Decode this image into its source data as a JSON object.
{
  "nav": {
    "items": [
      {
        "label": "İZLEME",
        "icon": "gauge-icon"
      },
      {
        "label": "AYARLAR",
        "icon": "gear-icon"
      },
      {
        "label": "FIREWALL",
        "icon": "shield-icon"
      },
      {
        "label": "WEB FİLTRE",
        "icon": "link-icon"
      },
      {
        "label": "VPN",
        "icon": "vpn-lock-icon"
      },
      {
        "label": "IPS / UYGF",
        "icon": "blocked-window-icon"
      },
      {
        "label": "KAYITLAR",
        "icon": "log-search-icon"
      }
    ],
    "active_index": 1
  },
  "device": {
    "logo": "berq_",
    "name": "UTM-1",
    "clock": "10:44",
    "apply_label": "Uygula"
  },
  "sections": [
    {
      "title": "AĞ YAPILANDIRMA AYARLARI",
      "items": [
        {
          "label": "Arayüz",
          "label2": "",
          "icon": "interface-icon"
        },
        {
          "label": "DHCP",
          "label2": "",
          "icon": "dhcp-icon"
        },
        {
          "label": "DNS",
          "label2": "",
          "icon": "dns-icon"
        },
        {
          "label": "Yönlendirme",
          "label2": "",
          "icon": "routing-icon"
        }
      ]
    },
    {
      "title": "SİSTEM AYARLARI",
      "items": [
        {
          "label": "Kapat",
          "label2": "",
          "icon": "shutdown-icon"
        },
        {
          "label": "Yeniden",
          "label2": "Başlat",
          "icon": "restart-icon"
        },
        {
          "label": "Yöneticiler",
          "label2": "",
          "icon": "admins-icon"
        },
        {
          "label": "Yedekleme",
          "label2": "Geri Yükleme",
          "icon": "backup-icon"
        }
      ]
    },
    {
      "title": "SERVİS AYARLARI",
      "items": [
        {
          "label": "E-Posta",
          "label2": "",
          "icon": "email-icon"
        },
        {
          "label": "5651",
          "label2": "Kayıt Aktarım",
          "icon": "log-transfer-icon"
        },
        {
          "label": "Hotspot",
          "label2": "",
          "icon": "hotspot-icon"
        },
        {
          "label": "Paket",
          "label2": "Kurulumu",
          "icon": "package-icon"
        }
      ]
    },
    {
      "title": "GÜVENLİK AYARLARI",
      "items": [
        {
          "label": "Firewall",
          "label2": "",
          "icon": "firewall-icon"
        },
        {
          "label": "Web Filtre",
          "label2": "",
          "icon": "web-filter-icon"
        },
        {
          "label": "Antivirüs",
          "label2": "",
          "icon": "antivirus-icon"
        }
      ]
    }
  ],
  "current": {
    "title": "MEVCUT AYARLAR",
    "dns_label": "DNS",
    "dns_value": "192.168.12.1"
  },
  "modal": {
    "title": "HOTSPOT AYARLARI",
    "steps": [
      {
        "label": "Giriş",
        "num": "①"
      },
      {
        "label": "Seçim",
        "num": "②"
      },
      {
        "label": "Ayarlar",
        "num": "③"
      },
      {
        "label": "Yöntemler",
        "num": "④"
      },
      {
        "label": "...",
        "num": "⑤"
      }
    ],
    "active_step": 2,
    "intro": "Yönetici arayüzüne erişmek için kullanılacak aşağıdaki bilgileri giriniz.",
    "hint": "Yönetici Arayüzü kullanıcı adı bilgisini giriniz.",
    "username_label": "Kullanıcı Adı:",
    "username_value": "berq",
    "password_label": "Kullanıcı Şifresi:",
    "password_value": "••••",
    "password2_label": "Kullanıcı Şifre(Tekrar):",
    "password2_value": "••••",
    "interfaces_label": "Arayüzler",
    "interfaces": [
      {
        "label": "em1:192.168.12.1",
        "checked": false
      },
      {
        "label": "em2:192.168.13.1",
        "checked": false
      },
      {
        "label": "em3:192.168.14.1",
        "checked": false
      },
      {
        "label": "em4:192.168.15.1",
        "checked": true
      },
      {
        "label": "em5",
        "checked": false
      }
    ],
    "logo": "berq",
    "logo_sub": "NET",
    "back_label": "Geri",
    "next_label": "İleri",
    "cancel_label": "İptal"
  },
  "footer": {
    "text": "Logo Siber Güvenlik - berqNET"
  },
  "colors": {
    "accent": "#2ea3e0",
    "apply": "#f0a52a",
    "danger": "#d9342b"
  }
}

--

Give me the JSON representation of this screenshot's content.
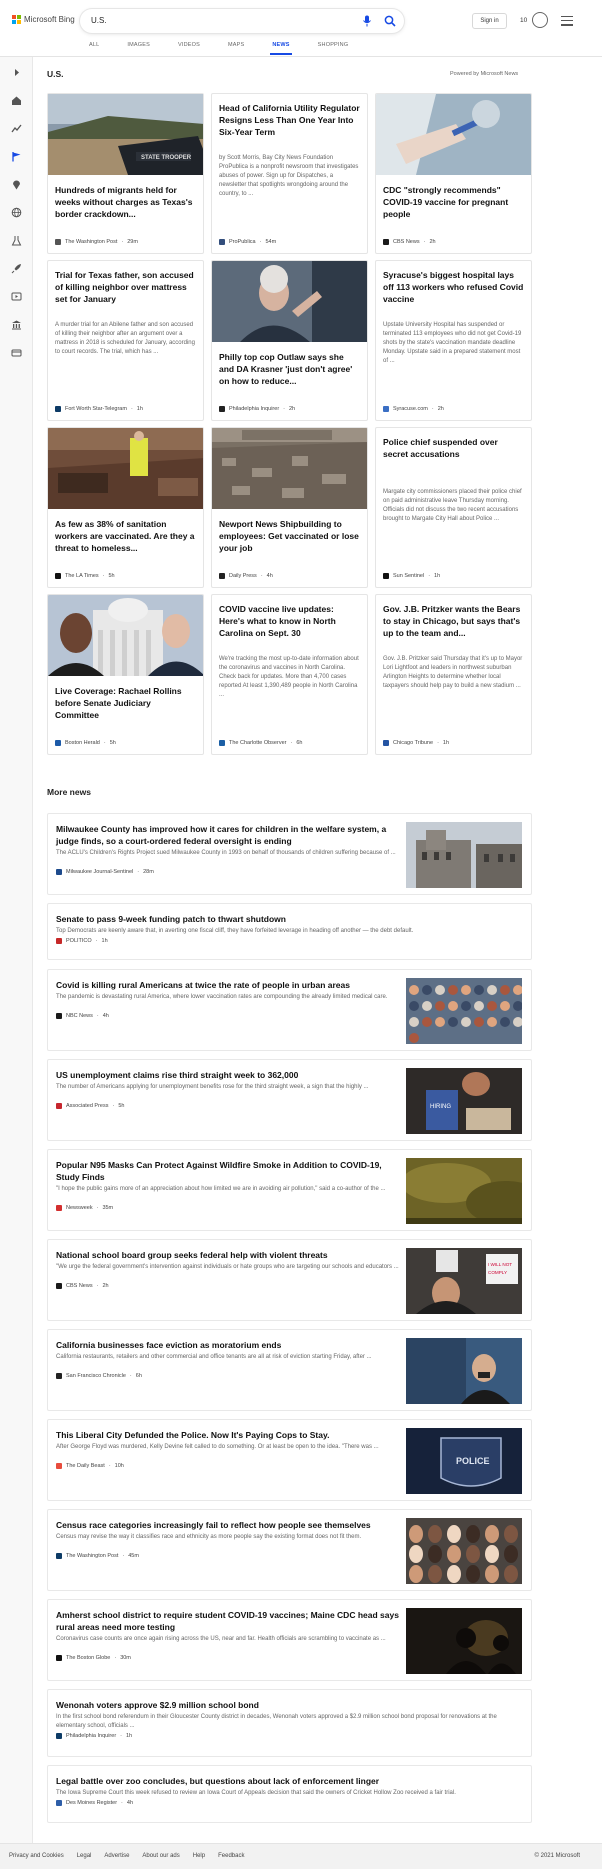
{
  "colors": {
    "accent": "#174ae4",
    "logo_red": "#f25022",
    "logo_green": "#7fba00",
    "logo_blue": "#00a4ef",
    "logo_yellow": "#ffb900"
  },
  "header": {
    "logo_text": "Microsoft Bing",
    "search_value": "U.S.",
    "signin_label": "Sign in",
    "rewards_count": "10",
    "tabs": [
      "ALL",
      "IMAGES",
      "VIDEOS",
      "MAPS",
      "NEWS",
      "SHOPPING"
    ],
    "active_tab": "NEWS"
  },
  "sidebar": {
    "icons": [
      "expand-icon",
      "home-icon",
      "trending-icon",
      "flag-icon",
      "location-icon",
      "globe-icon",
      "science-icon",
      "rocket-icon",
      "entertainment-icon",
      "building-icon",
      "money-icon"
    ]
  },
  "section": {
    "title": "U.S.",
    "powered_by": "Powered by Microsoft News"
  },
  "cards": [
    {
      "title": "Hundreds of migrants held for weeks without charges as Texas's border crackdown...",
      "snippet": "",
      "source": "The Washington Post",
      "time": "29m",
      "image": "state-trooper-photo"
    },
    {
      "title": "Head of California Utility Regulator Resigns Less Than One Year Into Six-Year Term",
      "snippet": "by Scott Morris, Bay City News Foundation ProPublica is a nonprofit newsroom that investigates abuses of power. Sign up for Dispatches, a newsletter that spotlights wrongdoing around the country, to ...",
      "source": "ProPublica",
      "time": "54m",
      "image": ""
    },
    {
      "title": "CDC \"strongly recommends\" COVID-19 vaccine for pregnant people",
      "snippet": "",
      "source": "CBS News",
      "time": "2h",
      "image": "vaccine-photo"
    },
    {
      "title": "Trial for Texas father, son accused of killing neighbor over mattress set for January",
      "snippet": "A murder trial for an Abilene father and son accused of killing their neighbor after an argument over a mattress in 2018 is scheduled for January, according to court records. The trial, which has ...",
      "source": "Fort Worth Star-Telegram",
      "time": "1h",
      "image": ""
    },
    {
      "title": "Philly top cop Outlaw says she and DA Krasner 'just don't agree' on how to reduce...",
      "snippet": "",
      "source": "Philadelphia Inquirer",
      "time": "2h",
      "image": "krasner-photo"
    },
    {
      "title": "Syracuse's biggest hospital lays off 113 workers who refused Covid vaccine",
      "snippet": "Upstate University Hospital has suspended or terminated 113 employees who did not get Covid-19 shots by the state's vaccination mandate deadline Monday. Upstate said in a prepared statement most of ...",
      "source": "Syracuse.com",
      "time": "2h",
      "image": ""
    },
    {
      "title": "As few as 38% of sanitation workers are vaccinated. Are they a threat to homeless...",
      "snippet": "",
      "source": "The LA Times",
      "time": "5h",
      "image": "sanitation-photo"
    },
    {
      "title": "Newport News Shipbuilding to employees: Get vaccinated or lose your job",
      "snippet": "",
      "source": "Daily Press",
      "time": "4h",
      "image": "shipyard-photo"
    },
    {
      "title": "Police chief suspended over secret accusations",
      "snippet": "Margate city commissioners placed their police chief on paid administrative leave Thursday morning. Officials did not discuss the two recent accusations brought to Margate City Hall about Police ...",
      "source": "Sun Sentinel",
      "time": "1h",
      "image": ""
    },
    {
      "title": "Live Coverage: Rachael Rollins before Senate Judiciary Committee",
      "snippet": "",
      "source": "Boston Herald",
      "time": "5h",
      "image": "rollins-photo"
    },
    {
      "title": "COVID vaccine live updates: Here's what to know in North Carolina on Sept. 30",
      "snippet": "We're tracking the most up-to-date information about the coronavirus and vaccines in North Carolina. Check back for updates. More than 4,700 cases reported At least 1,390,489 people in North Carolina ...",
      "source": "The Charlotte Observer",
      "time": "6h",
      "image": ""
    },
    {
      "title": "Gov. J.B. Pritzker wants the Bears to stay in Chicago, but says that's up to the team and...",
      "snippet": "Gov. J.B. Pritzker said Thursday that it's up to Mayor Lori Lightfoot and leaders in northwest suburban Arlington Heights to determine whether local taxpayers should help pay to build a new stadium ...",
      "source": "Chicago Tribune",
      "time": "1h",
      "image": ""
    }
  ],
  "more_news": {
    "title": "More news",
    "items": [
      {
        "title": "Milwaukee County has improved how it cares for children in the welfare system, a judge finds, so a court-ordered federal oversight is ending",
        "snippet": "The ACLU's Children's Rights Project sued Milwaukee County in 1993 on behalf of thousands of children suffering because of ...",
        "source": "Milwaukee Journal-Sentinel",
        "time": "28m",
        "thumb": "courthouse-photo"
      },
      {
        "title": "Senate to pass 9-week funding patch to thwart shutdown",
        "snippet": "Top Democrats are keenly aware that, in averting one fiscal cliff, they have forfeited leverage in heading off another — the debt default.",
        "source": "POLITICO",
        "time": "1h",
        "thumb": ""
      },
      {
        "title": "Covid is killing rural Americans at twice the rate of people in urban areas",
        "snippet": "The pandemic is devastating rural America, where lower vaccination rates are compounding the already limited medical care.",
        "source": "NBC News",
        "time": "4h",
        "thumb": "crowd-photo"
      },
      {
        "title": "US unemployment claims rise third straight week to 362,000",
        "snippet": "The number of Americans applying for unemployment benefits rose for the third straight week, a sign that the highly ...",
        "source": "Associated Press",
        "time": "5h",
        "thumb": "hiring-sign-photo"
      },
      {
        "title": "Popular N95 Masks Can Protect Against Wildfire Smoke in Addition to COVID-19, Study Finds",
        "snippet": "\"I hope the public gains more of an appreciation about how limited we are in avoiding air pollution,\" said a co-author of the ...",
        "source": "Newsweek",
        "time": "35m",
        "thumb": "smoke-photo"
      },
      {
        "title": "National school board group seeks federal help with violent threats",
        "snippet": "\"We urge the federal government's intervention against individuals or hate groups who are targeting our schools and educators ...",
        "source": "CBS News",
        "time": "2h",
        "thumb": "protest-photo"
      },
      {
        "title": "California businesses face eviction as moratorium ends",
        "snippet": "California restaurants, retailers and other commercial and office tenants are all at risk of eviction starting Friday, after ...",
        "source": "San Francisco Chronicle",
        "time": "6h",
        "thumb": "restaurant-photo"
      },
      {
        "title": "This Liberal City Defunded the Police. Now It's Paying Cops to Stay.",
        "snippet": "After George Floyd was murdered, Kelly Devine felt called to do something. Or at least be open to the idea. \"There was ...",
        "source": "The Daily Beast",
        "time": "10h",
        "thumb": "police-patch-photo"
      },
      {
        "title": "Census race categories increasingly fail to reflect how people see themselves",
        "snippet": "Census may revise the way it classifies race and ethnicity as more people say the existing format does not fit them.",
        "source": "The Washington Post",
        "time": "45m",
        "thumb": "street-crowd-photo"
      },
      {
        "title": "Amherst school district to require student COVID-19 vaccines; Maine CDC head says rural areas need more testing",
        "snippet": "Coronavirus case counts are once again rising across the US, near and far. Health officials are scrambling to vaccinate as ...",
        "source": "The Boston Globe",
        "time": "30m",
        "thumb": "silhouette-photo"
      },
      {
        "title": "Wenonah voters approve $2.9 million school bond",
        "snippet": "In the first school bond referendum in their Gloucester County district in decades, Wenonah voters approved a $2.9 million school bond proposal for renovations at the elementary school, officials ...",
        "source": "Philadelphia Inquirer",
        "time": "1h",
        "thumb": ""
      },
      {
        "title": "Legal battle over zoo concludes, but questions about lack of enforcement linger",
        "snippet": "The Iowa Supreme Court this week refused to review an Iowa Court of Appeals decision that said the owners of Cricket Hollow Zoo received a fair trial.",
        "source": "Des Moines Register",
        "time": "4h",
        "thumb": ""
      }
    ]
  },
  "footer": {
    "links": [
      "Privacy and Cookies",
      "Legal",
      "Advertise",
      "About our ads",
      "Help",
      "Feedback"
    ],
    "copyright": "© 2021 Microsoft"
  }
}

==

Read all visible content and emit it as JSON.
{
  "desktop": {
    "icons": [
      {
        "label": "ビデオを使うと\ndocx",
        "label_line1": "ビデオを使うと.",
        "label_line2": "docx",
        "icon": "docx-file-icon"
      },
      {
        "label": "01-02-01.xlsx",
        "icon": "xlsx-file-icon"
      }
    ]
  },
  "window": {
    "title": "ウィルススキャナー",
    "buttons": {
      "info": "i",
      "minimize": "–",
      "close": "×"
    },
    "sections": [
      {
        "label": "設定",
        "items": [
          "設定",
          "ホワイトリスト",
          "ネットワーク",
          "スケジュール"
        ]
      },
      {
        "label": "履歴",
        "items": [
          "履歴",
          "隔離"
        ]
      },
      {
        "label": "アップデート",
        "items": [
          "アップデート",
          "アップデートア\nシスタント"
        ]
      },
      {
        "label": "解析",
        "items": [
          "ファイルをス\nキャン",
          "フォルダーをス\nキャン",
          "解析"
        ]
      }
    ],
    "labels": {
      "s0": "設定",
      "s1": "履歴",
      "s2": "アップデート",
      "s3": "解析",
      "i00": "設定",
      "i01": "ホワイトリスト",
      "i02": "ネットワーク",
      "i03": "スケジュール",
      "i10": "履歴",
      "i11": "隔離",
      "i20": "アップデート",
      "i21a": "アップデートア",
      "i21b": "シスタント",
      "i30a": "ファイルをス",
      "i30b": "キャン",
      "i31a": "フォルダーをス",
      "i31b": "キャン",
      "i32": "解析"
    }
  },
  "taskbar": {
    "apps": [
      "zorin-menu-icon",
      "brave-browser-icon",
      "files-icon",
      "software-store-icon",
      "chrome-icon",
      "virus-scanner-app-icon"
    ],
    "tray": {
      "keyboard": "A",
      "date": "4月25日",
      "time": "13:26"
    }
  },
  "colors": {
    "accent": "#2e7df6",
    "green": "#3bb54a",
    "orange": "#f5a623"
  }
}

What the exercise asks –
In the listing, find all lines with the string "content" and copy them.

Written solution –
Give me the JSON representation of this screenshot's content.
Read all visible content and emit it as JSON.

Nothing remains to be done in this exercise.